*INFORMATION SUPPLIED*.
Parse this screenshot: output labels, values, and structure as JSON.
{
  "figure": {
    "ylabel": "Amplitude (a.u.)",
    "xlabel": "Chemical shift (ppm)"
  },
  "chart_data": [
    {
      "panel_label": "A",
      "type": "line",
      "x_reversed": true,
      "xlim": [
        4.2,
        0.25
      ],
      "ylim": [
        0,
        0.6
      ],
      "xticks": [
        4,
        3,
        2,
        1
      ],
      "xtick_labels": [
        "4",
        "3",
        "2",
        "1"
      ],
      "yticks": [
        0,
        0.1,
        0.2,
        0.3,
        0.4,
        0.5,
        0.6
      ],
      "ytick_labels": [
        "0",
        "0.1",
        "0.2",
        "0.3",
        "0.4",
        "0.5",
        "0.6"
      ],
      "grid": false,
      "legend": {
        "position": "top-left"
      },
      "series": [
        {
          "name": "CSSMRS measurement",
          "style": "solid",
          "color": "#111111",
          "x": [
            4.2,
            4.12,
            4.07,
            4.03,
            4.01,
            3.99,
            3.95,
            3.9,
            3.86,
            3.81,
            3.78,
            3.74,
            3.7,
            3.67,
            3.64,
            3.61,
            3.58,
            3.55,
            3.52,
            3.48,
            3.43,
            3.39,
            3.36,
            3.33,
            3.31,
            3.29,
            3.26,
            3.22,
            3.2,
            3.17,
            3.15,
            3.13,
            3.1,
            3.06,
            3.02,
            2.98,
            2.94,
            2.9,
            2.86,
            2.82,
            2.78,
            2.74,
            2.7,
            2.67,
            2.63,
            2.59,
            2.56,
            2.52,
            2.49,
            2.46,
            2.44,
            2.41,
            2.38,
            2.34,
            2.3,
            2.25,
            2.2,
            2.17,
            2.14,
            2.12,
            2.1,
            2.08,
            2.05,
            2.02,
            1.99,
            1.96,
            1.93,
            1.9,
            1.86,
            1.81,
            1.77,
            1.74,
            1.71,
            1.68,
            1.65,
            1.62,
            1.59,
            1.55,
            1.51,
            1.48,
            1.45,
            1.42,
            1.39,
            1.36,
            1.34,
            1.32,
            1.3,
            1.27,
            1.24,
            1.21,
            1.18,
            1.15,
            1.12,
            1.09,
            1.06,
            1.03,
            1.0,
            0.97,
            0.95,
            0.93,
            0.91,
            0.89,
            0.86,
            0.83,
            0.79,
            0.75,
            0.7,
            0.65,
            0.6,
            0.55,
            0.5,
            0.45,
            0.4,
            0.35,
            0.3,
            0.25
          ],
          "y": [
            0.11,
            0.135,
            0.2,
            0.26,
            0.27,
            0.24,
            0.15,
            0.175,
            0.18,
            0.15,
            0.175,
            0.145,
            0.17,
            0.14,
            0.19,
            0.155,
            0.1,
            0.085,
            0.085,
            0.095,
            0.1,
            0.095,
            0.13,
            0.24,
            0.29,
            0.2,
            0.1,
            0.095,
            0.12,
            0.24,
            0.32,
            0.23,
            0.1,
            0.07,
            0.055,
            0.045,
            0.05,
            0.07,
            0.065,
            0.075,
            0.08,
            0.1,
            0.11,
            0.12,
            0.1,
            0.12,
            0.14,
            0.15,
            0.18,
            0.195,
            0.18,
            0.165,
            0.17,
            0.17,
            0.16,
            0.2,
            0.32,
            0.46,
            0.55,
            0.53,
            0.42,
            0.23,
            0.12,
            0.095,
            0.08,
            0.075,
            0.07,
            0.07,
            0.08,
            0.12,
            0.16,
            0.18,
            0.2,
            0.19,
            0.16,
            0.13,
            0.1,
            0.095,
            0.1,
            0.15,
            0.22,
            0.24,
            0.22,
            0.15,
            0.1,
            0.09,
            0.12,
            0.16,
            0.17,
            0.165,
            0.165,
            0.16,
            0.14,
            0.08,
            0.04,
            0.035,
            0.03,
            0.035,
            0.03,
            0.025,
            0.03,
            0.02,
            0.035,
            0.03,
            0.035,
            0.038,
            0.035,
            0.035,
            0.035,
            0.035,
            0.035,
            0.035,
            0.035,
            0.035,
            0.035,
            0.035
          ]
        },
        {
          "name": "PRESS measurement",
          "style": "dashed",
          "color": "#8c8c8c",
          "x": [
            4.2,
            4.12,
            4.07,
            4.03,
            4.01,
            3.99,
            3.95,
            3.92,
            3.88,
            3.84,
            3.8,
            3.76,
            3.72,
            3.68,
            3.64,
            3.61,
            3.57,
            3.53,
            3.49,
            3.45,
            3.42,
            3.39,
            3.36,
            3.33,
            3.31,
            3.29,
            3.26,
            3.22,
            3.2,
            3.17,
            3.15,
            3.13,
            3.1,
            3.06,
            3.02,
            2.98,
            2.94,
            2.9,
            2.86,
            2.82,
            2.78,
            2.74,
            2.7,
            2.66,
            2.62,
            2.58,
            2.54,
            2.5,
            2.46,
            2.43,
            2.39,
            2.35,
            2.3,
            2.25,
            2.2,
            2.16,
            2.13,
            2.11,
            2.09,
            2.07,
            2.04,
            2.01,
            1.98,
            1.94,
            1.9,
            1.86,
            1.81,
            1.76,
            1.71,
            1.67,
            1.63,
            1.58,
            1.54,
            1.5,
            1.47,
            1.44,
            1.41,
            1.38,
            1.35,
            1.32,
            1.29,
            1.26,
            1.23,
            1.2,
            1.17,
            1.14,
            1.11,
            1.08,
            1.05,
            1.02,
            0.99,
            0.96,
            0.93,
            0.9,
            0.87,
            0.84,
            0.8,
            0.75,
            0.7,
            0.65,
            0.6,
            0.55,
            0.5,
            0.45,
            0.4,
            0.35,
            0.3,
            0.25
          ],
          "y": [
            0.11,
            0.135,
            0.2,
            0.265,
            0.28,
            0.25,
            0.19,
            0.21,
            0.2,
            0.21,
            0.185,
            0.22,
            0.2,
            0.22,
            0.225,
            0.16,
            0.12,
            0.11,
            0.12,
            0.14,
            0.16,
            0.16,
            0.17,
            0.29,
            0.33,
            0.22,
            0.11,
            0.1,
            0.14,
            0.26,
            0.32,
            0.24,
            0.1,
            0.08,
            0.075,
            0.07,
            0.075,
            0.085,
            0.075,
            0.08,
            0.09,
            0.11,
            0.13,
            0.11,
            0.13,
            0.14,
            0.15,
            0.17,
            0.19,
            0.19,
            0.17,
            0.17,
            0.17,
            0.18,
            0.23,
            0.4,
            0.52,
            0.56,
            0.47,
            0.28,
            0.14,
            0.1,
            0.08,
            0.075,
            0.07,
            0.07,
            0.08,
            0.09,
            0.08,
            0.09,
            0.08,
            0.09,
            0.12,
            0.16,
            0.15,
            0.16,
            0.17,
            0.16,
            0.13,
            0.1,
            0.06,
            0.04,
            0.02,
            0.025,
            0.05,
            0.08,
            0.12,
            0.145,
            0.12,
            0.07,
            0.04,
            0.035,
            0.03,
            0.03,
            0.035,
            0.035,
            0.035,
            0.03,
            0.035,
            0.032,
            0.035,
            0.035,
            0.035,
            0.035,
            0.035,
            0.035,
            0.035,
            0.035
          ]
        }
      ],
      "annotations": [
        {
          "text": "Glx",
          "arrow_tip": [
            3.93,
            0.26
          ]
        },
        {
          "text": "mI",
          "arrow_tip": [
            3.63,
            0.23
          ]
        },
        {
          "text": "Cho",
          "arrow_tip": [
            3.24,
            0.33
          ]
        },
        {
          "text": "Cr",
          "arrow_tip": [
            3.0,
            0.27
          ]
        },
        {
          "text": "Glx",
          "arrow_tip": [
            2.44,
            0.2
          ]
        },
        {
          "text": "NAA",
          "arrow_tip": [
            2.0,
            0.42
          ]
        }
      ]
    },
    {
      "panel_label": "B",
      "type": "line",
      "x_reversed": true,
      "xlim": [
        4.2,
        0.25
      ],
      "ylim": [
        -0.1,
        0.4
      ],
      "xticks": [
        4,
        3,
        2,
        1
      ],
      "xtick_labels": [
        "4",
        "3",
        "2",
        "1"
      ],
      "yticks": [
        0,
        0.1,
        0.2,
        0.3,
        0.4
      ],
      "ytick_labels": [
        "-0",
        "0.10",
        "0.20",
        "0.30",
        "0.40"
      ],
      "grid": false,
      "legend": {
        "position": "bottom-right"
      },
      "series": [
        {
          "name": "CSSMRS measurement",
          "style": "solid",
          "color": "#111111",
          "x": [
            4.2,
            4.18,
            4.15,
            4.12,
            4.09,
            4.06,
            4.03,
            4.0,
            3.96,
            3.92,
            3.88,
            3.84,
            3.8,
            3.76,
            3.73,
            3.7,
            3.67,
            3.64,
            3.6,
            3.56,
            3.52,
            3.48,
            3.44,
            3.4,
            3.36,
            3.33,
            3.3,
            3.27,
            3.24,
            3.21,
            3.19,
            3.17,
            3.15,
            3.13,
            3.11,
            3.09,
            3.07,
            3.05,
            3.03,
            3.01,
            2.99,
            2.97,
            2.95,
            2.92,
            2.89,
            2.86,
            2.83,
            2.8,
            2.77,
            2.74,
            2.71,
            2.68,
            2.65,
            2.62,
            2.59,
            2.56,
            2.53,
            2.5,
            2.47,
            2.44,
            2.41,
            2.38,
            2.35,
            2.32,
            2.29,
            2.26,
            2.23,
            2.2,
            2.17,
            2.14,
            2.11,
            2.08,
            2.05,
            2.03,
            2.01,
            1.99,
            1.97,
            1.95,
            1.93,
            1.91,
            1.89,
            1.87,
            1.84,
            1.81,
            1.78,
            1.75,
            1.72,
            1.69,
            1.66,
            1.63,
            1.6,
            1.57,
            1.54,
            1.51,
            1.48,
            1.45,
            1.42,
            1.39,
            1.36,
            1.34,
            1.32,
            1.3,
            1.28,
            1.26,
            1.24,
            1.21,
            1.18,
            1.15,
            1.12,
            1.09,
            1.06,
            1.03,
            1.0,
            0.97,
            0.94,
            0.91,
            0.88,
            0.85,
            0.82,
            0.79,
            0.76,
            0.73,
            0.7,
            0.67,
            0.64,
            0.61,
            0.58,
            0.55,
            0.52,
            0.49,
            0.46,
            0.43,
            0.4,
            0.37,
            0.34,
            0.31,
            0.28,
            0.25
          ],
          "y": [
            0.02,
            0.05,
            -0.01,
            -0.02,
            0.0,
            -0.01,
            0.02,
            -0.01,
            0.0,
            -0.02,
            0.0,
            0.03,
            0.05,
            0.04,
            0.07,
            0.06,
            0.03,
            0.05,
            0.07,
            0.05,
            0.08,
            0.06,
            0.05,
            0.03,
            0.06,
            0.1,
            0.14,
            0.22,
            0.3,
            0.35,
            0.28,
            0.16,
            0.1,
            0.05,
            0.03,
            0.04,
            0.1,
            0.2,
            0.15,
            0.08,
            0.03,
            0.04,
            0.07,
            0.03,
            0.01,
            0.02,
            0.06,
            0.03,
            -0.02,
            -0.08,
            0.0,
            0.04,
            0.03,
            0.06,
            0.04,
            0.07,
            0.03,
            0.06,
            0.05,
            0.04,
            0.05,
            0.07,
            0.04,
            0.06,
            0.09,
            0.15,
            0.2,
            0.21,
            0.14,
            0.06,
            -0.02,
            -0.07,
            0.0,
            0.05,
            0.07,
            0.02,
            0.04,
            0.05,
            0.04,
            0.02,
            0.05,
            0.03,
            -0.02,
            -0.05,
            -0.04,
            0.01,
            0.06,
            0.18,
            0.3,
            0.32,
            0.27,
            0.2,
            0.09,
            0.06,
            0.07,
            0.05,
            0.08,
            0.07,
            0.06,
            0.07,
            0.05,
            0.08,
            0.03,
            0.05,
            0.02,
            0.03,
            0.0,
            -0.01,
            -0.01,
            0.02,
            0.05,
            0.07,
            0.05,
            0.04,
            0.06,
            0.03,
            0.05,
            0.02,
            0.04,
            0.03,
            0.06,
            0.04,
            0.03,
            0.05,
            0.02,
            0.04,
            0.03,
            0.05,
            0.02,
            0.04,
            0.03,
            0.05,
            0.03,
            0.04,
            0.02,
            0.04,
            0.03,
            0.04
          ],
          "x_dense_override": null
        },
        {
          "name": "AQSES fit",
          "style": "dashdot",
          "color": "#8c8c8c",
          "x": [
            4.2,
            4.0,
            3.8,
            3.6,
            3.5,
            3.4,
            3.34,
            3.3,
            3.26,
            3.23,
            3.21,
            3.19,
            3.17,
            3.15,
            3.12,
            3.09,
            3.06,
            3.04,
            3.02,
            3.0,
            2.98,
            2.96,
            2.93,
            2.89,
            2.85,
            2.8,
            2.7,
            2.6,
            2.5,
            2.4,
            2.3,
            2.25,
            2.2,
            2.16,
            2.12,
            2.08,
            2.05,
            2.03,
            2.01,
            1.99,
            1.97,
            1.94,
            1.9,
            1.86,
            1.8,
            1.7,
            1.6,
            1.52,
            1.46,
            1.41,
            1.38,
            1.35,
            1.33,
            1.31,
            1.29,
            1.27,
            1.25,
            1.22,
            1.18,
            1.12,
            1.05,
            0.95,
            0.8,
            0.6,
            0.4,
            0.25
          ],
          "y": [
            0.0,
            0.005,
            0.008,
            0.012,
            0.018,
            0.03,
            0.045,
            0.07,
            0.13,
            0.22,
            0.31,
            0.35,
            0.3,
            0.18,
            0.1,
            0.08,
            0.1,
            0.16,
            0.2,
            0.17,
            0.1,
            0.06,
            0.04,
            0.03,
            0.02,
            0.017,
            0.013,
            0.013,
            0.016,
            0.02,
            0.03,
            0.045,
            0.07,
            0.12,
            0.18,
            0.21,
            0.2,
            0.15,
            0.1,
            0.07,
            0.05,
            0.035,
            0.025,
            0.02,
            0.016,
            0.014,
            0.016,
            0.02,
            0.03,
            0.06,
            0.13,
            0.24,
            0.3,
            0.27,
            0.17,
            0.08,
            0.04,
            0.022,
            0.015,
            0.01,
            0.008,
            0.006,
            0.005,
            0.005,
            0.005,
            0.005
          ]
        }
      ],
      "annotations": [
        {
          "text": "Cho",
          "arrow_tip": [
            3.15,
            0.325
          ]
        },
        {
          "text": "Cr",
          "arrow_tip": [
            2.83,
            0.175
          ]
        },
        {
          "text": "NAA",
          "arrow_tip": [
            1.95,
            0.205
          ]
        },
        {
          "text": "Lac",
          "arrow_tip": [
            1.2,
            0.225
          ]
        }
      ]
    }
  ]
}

*PROBLEM*. Your answer should be one number: the count of lines in the data above that include the word "position".

*THE RESPONSE*. 2